§ **Aim of the exercise**:
Make an exact copy of the entries, and keep any pictures out of it.

§ **Data**:
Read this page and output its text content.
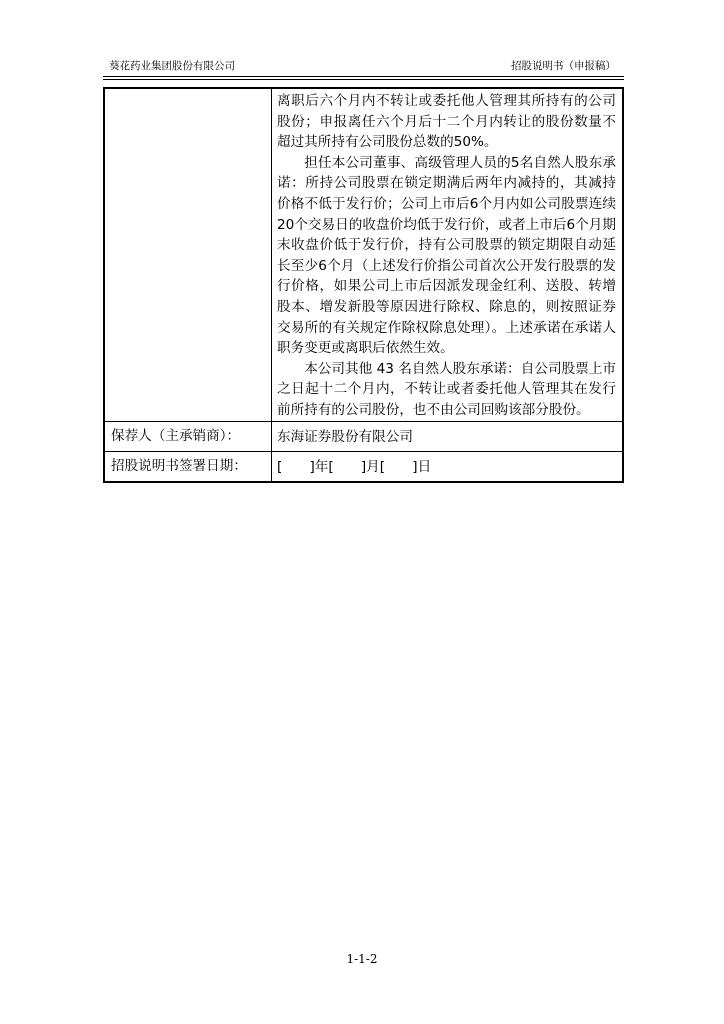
葵花药业集团股份有限公司	招股说明书（申报稿）

	离职后六个月内不转让或委托他人管理其所持有的公司股份；申报离任六个月后十二个月内转让的股份数量不超过其所持有公司股份总数的50%。

担任本公司董事、高级管理人员的5名自然人股东承诺：所持公司股票在锁定期满后两年内减持的，其减持价格不低于发行价；公司上市后6个月内如公司股票连续20个交易日的收盘价均低于发行价，或者上市后6个月期末收盘价低于发行价，持有公司股票的锁定期限自动延长至少6个月（上述发行价指公司首次公开发行股票的发行价格，如果公司上市后因派发现金红利、送股、转增股本、增发新股等原因进行除权、除息的，则按照证券交易所的有关规定作除权除息处理）。上述承诺在承诺人职务变更或离职后依然生效。

本公司其他 43 名自然人股东承诺：自公司股票上市之日起十二个月内，不转让或者委托他人管理其在发行前所持有的公司股份，也不由公司回购该部分股份。

保荐人（主承销商）：	东海证券股份有限公司
招股说明书签署日期：	[　　]年[　　]月[　　]日
1-1-2
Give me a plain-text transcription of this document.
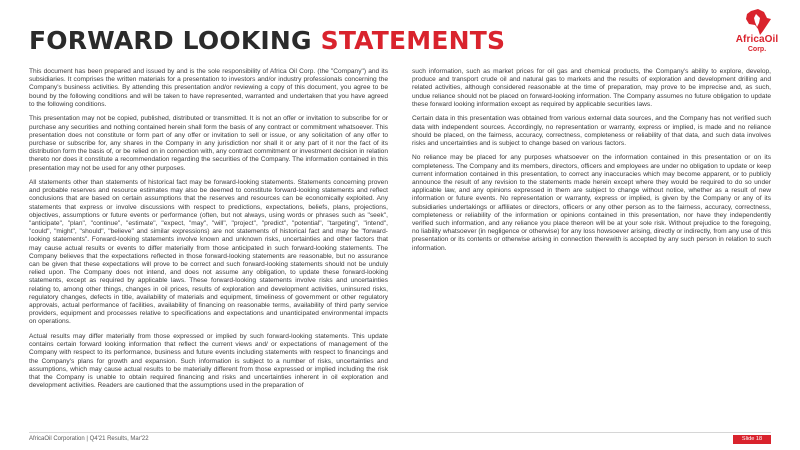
FORWARD LOOKING STATEMENTS	AfricaOil
Corp.

This document has been prepared and issued by and is the sole responsibility of Africa Oil Corp. (the "Company") and its subsidiaries. It comprises the written materials for a presentation to investors and/or industry professionals concerning the Company's business activities. By attending this presentation and/or reviewing a copy of this document, you agree to be bound by the following conditions and will be taken to have represented, warranted and undertaken that you have agreed to the following conditions.

This presentation may not be copied, published, distributed or transmitted. It is not an offer or invitation to subscribe for or purchase any securities and nothing contained herein shall form the basis of any contract or commitment whatsoever. This presentation does not constitute or form part of any offer or invitation to sell or issue, or any solicitation of any offer to purchase or subscribe for, any shares in the Company in any jurisdiction nor shall it or any part of it nor the fact of its distribution form the basis of, or be relied on in connection with, any contract commitment or investment decision in relation thereto nor does it constitute a recommendation regarding the securities of the Company. The information contained in this presentation may not be used for any other purposes.

All statements other than statements of historical fact may be forward-looking statements. Statements concerning proven and probable reserves and resource estimates may also be deemed to constitute forward-looking statements and reflect conclusions that are based on certain assumptions that the reserves and resources can be economically exploited. Any statements that express or involve discussions with respect to predictions, expectations, beliefs, plans, projections, objectives, assumptions or future events or performance (often, but not always, using words or phrases such as "seek", "anticipate", "plan", "continue", "estimate", "expect, "may", "will", "project", "predict", "potential", "targeting", "intend", "could", "might", "should", "believe" and similar expressions) are not statements of historical fact and may be "forward-looking statements". Forward-looking statements involve known and unknown risks, uncertainties and other factors that may cause actual results or events to differ materially from those anticipated in such forward-looking statements. The Company believes that the expectations reflected in those forward-looking statements are reasonable, but no assurance can be given that these expectations will prove to be correct and such forward-looking statements should not be unduly relied upon. The Company does not intend, and does not assume any obligation, to update these forward-looking statements, except as required by applicable laws. These forward-looking statements involve risks and uncertainties relating to, among other things, changes in oil prices, results of exploration and development activities, uninsured risks, regulatory changes, defects in title, availability of materials and equipment, timeliness of government or other regulatory approvals, actual performance of facilities, availability of financing on reasonable terms, availability of third party service providers, equipment and processes relative to specifications and expectations and unanticipated environmental impacts on operations.

Actual results may differ materially from those expressed or implied by such forward-looking statements. This update contains certain forward looking information that reflect the current views and/ or expectations of management of the Company with respect to its performance, business and future events including statements with respect to financings and the Company's plans for growth and expansion. Such information is subject to a number of risks, uncertainties and assumptions, which may cause actual results to be materially different from those expressed or implied including the risk that the Company is unable to obtain required financing and risks and uncertainties inherent in oil exploration and development activities. Readers are cautioned that the assumptions used in the preparation of

such information, such as market prices for oil gas and chemical products, the Company's ability to explore, develop, produce and transport crude oil and natural gas to markets and the results of exploration and development drilling and related activities, although considered reasonable at the time of preparation, may prove to be imprecise and, as such, undue reliance should not be placed on forward-looking information. The Company assumes no future obligation to update these forward looking information except as required by applicable securities laws.

Certain data in this presentation was obtained from various external data sources, and the Company has not verified such data with independent sources. Accordingly, no representation or warranty, express or implied, is made and no reliance should be placed, on the fairness, accuracy, correctness, completeness or reliability of that data, and such data involves risks and uncertainties and is subject to change based on various factors.

No reliance may be placed for any purposes whatsoever on the information contained in this presentation or on its completeness. The Company and its members, directors, officers and employees are under no obligation to update or keep current information contained in this presentation, to correct any inaccuracies which may become apparent, or to publicly announce the result of any revision to the statements made herein except where they would be required to do so under applicable law, and any opinions expressed in them are subject to change without notice, whether as a result of new information or future events. No representation or warranty, express or implied, is given by the Company or any of its subsidiaries undertakings or affiliates or directors, officers or any other person as to the fairness, accuracy, correctness, completeness or reliability of the information or opinions contained in this presentation, nor have they independently verified such information, and any reliance you place thereon will be at your sole risk. Without prejudice to the foregoing, no liability whatsoever (in negligence or otherwise) for any loss howsoever arising, directly or indirectly, from any use of this presentation or its contents or otherwise arising in connection therewith is accepted by any such person in relation to such information.

AfricaOil Corporation | Q4'21 Results, Mar'22	Slide 18
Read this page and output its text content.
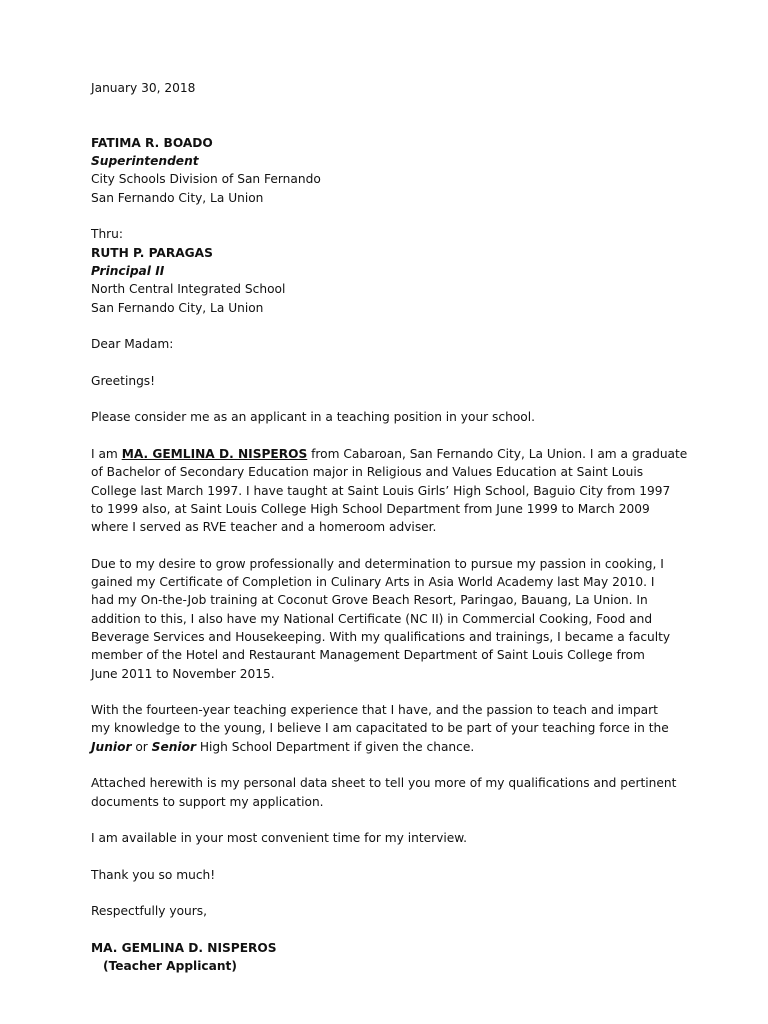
January 30, 2018
FATIMA R. BOADO
Superintendent
City Schools Division of San Fernando
San Fernando City, La Union
Thru:
RUTH P. PARAGAS
Principal II
North Central Integrated School
San Fernando City, La Union
Dear Madam:
Greetings!
Please consider me as an applicant in a teaching position in your school.
I am MA. GEMLINA D. NISPEROS from Cabaroan, San Fernando City, La Union. I am a graduate
of Bachelor of Secondary Education major in Religious and Values Education at Saint Louis
College last March 1997. I have taught at Saint Louis Girls’ High School, Baguio City from 1997
to 1999 also, at Saint Louis College High School Department from June 1999 to March 2009
where I served as RVE teacher and a homeroom adviser.
Due to my desire to grow professionally and determination to pursue my passion in cooking, I
gained my Certificate of Completion in Culinary Arts in Asia World Academy last May 2010. I
had my On-the-Job training at Coconut Grove Beach Resort, Paringao, Bauang, La Union. In
addition to this, I also have my National Certificate (NC II) in Commercial Cooking, Food and
Beverage Services and Housekeeping. With my qualifications and trainings, I became a faculty
member of the Hotel and Restaurant Management Department of Saint Louis College from
June 2011 to November 2015.
With the fourteen-year teaching experience that I have, and the passion to teach and impart
my knowledge to the young, I believe I am capacitated to be part of your teaching force in the
Junior or Senior High School Department if given the chance.
Attached herewith is my personal data sheet to tell you more of my qualifications and pertinent
documents to support my application.
I am available in your most convenient time for my interview.
Thank you so much!
Respectfully yours,
MA. GEMLINA D. NISPEROS
(Teacher Applicant)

§ **Solution to this exercise**:
Read this page and output its text content.
葵花药业集团股份有限公司	招股说明书（申报稿）

	离职后六个月内不转让或委托他人管理其所持有的公司股份；申报离任六个月后十二个月内转让的股份数量不超过其所持有公司股份总数的50%。

担任本公司董事、高级管理人员的5名自然人股东承诺：所持公司股票在锁定期满后两年内减持的，其减持价格不低于发行价；公司上市后6个月内如公司股票连续20个交易日的收盘价均低于发行价，或者上市后6个月期末收盘价低于发行价，持有公司股票的锁定期限自动延长至少6个月（上述发行价指公司首次公开发行股票的发行价格，如果公司上市后因派发现金红利、送股、转增股本、增发新股等原因进行除权、除息的，则按照证券交易所的有关规定作除权除息处理）。上述承诺在承诺人职务变更或离职后依然生效。

本公司其他 43 名自然人股东承诺：自公司股票上市之日起十二个月内，不转让或者委托他人管理其在发行前所持有的公司股份，也不由公司回购该部分股份。

保荐人（主承销商）：	东海证券股份有限公司
招股说明书签署日期：	[　　]年[　　]月[　　]日
1-1-2
Give me a plain-text transcription of this document.
FORWARD LOOKING STATEMENTS	AfricaOil
Corp.

This document has been prepared and issued by and is the sole responsibility of Africa Oil Corp. (the "Company") and its subsidiaries. It comprises the written materials for a presentation to investors and/or industry professionals concerning the Company's business activities. By attending this presentation and/or reviewing a copy of this document, you agree to be bound by the following conditions and will be taken to have represented, warranted and undertaken that you have agreed to the following conditions.

This presentation may not be copied, published, distributed or transmitted. It is not an offer or invitation to subscribe for or purchase any securities and nothing contained herein shall form the basis of any contract or commitment whatsoever. This presentation does not constitute or form part of any offer or invitation to sell or issue, or any solicitation of any offer to purchase or subscribe for, any shares in the Company in any jurisdiction nor shall it or any part of it nor the fact of its distribution form the basis of, or be relied on in connection with, any contract commitment or investment decision in relation thereto nor does it constitute a recommendation regarding the securities of the Company. The information contained in this presentation may not be used for any other purposes.

All statements other than statements of historical fact may be forward-looking statements. Statements concerning proven and probable reserves and resource estimates may also be deemed to constitute forward-looking statements and reflect conclusions that are based on certain assumptions that the reserves and resources can be economically exploited. Any statements that express or involve discussions with respect to predictions, expectations, beliefs, plans, projections, objectives, assumptions or future events or performance (often, but not always, using words or phrases such as "seek", "anticipate", "plan", "continue", "estimate", "expect, "may", "will", "project", "predict", "potential", "targeting", "intend", "could", "might", "should", "believe" and similar expressions) are not statements of historical fact and may be "forward-looking statements". Forward-looking statements involve known and unknown risks, uncertainties and other factors that may cause actual results or events to differ materially from those anticipated in such forward-looking statements. The Company believes that the expectations reflected in those forward-looking statements are reasonable, but no assurance can be given that these expectations will prove to be correct and such forward-looking statements should not be unduly relied upon. The Company does not intend, and does not assume any obligation, to update these forward-looking statements, except as required by applicable laws. These forward-looking statements involve risks and uncertainties relating to, among other things, changes in oil prices, results of exploration and development activities, uninsured risks, regulatory changes, defects in title, availability of materials and equipment, timeliness of government or other regulatory approvals, actual performance of facilities, availability of financing on reasonable terms, availability of third party service providers, equipment and processes relative to specifications and expectations and unanticipated environmental impacts on operations.

Actual results may differ materially from those expressed or implied by such forward-looking statements. This update contains certain forward looking information that reflect the current views and/ or expectations of management of the Company with respect to its performance, business and future events including statements with respect to financings and the Company's plans for growth and expansion. Such information is subject to a number of risks, uncertainties and assumptions, which may cause actual results to be materially different from those expressed or implied including the risk that the Company is unable to obtain required financing and risks and uncertainties inherent in oil exploration and development activities. Readers are cautioned that the assumptions used in the preparation of

such information, such as market prices for oil gas and chemical products, the Company's ability to explore, develop, produce and transport crude oil and natural gas to markets and the results of exploration and development drilling and related activities, although considered reasonable at the time of preparation, may prove to be imprecise and, as such, undue reliance should not be placed on forward-looking information. The Company assumes no future obligation to update these forward looking information except as required by applicable securities laws.

Certain data in this presentation was obtained from various external data sources, and the Company has not verified such data with independent sources. Accordingly, no representation or warranty, express or implied, is made and no reliance should be placed, on the fairness, accuracy, correctness, completeness or reliability of that data, and such data involves risks and uncertainties and is subject to change based on various factors.

No reliance may be placed for any purposes whatsoever on the information contained in this presentation or on its completeness. The Company and its members, directors, officers and employees are under no obligation to update or keep current information contained in this presentation, to correct any inaccuracies which may become apparent, or to publicly announce the result of any revision to the statements made herein except where they would be required to do so under applicable law, and any opinions expressed in them are subject to change without notice, whether as a result of new information or future events. No representation or warranty, express or implied, is given by the Company or any of its subsidiaries undertakings or affiliates or directors, officers or any other person as to the fairness, accuracy, correctness, completeness or reliability of the information or opinions contained in this presentation, nor have they independently verified such information, and any reliance you place thereon will be at your sole risk. Without prejudice to the foregoing, no liability whatsoever (in negligence or otherwise) for any loss howsoever arising, directly or indirectly, from any use of this presentation or its contents or otherwise arising in connection therewith is accepted by any such person in relation to such information.

AfricaOil Corporation | Q4'21 Results, Mar'22	Slide 18
Read this page and output its text content.
January 30, 2018
FATIMA R. BOADO
Superintendent
City Schools Division of San Fernando
San Fernando City, La Union
Thru:
RUTH P. PARAGAS
Principal II
North Central Integrated School
San Fernando City, La Union
Dear Madam:
Greetings!
Please consider me as an applicant in a teaching position in your school.
I am MA. GEMLINA D. NISPEROS from Cabaroan, San Fernando City, La Union. I am a graduate
of Bachelor of Secondary Education major in Religious and Values Education at Saint Louis
College last March 1997. I have taught at Saint Louis Girls’ High School, Baguio City from 1997
to 1999 also, at Saint Louis College High School Department from June 1999 to March 2009
where I served as RVE teacher and a homeroom adviser.
Due to my desire to grow professionally and determination to pursue my passion in cooking, I
gained my Certificate of Completion in Culinary Arts in Asia World Academy last May 2010. I
had my On-the-Job training at Coconut Grove Beach Resort, Paringao, Bauang, La Union. In
addition to this, I also have my National Certificate (NC II) in Commercial Cooking, Food and
Beverage Services and Housekeeping. With my qualifications and trainings, I became a faculty
member of the Hotel and Restaurant Management Department of Saint Louis College from
June 2011 to November 2015.
With the fourteen-year teaching experience that I have, and the passion to teach and impart
my knowledge to the young, I believe I am capacitated to be part of your teaching force in the
Junior or Senior High School Department if given the chance.
Attached herewith is my personal data sheet to tell you more of my qualifications and pertinent
documents to support my application.
I am available in your most convenient time for my interview.
Thank you so much!
Respectfully yours,
MA. GEMLINA D. NISPEROS
(Teacher Applicant)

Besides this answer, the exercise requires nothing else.